Extract the entries in their exact form.

***** DATASET RECORDS *****

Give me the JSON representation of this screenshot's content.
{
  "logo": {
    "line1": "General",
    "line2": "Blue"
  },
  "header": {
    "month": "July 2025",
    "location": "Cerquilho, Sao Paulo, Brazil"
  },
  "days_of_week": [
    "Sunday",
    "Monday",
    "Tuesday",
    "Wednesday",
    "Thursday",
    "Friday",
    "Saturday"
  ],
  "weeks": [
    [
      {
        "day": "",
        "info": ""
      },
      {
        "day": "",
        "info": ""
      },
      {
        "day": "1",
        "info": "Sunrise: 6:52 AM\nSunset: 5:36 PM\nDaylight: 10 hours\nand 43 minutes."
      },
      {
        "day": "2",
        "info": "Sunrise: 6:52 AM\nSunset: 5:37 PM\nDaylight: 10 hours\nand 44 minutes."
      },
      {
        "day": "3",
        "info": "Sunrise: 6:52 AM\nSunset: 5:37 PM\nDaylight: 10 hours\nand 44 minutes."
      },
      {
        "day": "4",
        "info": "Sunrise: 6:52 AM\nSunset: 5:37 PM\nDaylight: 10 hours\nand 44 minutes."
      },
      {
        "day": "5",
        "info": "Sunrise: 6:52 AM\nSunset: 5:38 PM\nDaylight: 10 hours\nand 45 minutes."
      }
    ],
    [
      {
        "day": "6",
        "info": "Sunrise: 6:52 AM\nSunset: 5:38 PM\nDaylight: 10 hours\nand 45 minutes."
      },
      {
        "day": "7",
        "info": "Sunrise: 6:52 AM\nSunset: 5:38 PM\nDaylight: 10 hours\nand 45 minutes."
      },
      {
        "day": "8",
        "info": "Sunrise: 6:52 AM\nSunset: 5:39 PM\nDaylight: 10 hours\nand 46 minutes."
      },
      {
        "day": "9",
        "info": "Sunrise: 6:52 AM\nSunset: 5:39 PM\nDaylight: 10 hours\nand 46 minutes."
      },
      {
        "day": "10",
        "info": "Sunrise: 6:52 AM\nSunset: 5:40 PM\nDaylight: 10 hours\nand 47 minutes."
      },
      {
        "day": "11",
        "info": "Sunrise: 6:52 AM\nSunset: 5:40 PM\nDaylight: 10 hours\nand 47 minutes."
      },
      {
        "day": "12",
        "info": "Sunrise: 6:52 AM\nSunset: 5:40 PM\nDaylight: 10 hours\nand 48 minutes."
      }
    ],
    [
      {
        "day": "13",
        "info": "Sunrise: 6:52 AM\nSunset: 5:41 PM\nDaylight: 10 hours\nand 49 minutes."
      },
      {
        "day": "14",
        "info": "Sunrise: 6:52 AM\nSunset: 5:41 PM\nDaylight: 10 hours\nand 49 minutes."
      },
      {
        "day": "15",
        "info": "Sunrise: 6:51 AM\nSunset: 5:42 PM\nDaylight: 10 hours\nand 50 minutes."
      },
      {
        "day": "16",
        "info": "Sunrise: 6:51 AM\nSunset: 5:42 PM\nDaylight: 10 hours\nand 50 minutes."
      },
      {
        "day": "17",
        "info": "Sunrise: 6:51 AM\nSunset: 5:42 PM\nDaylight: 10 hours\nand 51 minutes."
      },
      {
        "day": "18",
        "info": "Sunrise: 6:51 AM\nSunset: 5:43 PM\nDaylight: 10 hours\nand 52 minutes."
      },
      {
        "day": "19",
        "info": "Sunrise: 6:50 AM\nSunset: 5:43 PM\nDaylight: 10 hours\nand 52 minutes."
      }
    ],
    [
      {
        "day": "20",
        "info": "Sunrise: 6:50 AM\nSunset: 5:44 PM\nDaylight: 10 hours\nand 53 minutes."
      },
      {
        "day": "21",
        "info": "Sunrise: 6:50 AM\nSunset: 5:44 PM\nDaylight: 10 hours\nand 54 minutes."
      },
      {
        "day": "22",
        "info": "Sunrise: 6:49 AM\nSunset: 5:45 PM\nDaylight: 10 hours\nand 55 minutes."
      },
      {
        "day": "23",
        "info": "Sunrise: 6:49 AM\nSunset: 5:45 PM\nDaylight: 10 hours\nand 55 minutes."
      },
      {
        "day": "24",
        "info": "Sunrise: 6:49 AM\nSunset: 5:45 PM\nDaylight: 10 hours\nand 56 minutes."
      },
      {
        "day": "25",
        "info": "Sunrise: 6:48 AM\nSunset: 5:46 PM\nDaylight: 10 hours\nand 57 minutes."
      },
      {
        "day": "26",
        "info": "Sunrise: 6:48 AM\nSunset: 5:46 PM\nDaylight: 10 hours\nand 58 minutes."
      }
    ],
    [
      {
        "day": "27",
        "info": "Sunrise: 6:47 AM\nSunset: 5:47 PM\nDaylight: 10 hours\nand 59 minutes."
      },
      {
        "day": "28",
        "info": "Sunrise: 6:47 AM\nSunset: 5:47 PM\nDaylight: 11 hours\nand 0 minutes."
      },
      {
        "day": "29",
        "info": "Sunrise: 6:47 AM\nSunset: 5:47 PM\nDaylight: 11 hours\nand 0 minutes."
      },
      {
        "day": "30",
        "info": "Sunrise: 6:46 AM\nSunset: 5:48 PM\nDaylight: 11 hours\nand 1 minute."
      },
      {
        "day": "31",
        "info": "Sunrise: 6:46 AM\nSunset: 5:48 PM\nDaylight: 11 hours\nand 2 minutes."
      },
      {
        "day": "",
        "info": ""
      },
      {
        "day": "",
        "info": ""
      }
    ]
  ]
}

*****

■ RESULT OF THIS EXERCISE ■
Give me the JSON representation of this screenshot's content.
{
  "logo": {
    "line1": "General",
    "line2": "Blue"
  },
  "header": {
    "month": "July 2025",
    "location": "Cerquilho, Sao Paulo, Brazil"
  },
  "days_of_week": [
    "Sunday",
    "Monday",
    "Tuesday",
    "Wednesday",
    "Thursday",
    "Friday",
    "Saturday"
  ],
  "weeks": [
    [
      {
        "day": "",
        "info": ""
      },
      {
        "day": "",
        "info": ""
      },
      {
        "day": "1",
        "info": "Sunrise: 6:52 AM\nSunset: 5:36 PM\nDaylight: 10 hours\nand 43 minutes."
      },
      {
        "day": "2",
        "info": "Sunrise: 6:52 AM\nSunset: 5:37 PM\nDaylight: 10 hours\nand 44 minutes."
      },
      {
        "day": "3",
        "info": "Sunrise: 6:52 AM\nSunset: 5:37 PM\nDaylight: 10 hours\nand 44 minutes."
      },
      {
        "day": "4",
        "info": "Sunrise: 6:52 AM\nSunset: 5:37 PM\nDaylight: 10 hours\nand 44 minutes."
      },
      {
        "day": "5",
        "info": "Sunrise: 6:52 AM\nSunset: 5:38 PM\nDaylight: 10 hours\nand 45 minutes."
      }
    ],
    [
      {
        "day": "6",
        "info": "Sunrise: 6:52 AM\nSunset: 5:38 PM\nDaylight: 10 hours\nand 45 minutes."
      },
      {
        "day": "7",
        "info": "Sunrise: 6:52 AM\nSunset: 5:38 PM\nDaylight: 10 hours\nand 45 minutes."
      },
      {
        "day": "8",
        "info": "Sunrise: 6:52 AM\nSunset: 5:39 PM\nDaylight: 10 hours\nand 46 minutes."
      },
      {
        "day": "9",
        "info": "Sunrise: 6:52 AM\nSunset: 5:39 PM\nDaylight: 10 hours\nand 46 minutes."
      },
      {
        "day": "10",
        "info": "Sunrise: 6:52 AM\nSunset: 5:40 PM\nDaylight: 10 hours\nand 47 minutes."
      },
      {
        "day": "11",
        "info": "Sunrise: 6:52 AM\nSunset: 5:40 PM\nDaylight: 10 hours\nand 47 minutes."
      },
      {
        "day": "12",
        "info": "Sunrise: 6:52 AM\nSunset: 5:40 PM\nDaylight: 10 hours\nand 48 minutes."
      }
    ],
    [
      {
        "day": "13",
        "info": "Sunrise: 6:52 AM\nSunset: 5:41 PM\nDaylight: 10 hours\nand 49 minutes."
      },
      {
        "day": "14",
        "info": "Sunrise: 6:52 AM\nSunset: 5:41 PM\nDaylight: 10 hours\nand 49 minutes."
      },
      {
        "day": "15",
        "info": "Sunrise: 6:51 AM\nSunset: 5:42 PM\nDaylight: 10 hours\nand 50 minutes."
      },
      {
        "day": "16",
        "info": "Sunrise: 6:51 AM\nSunset: 5:42 PM\nDaylight: 10 hours\nand 50 minutes."
      },
      {
        "day": "17",
        "info": "Sunrise: 6:51 AM\nSunset: 5:42 PM\nDaylight: 10 hours\nand 51 minutes."
      },
      {
        "day": "18",
        "info": "Sunrise: 6:51 AM\nSunset: 5:43 PM\nDaylight: 10 hours\nand 52 minutes."
      },
      {
        "day": "19",
        "info": "Sunrise: 6:50 AM\nSunset: 5:43 PM\nDaylight: 10 hours\nand 52 minutes."
      }
    ],
    [
      {
        "day": "20",
        "info": "Sunrise: 6:50 AM\nSunset: 5:44 PM\nDaylight: 10 hours\nand 53 minutes."
      },
      {
        "day": "21",
        "info": "Sunrise: 6:50 AM\nSunset: 5:44 PM\nDaylight: 10 hours\nand 54 minutes."
      },
      {
        "day": "22",
        "info": "Sunrise: 6:49 AM\nSunset: 5:45 PM\nDaylight: 10 hours\nand 55 minutes."
      },
      {
        "day": "23",
        "info": "Sunrise: 6:49 AM\nSunset: 5:45 PM\nDaylight: 10 hours\nand 55 minutes."
      },
      {
        "day": "24",
        "info": "Sunrise: 6:49 AM\nSunset: 5:45 PM\nDaylight: 10 hours\nand 56 minutes."
      },
      {
        "day": "25",
        "info": "Sunrise: 6:48 AM\nSunset: 5:46 PM\nDaylight: 10 hours\nand 57 minutes."
      },
      {
        "day": "26",
        "info": "Sunrise: 6:48 AM\nSunset: 5:46 PM\nDaylight: 10 hours\nand 58 minutes."
      }
    ],
    [
      {
        "day": "27",
        "info": "Sunrise: 6:47 AM\nSunset: 5:47 PM\nDaylight: 10 hours\nand 59 minutes."
      },
      {
        "day": "28",
        "info": "Sunrise: 6:47 AM\nSunset: 5:47 PM\nDaylight: 11 hours\nand 0 minutes."
      },
      {
        "day": "29",
        "info": "Sunrise: 6:47 AM\nSunset: 5:47 PM\nDaylight: 11 hours\nand 0 minutes."
      },
      {
        "day": "30",
        "info": "Sunrise: 6:46 AM\nSunset: 5:48 PM\nDaylight: 11 hours\nand 1 minute."
      },
      {
        "day": "31",
        "info": "Sunrise: 6:46 AM\nSunset: 5:48 PM\nDaylight: 11 hours\nand 2 minutes."
      },
      {
        "day": "",
        "info": ""
      },
      {
        "day": "",
        "info": ""
      }
    ]
  ]
}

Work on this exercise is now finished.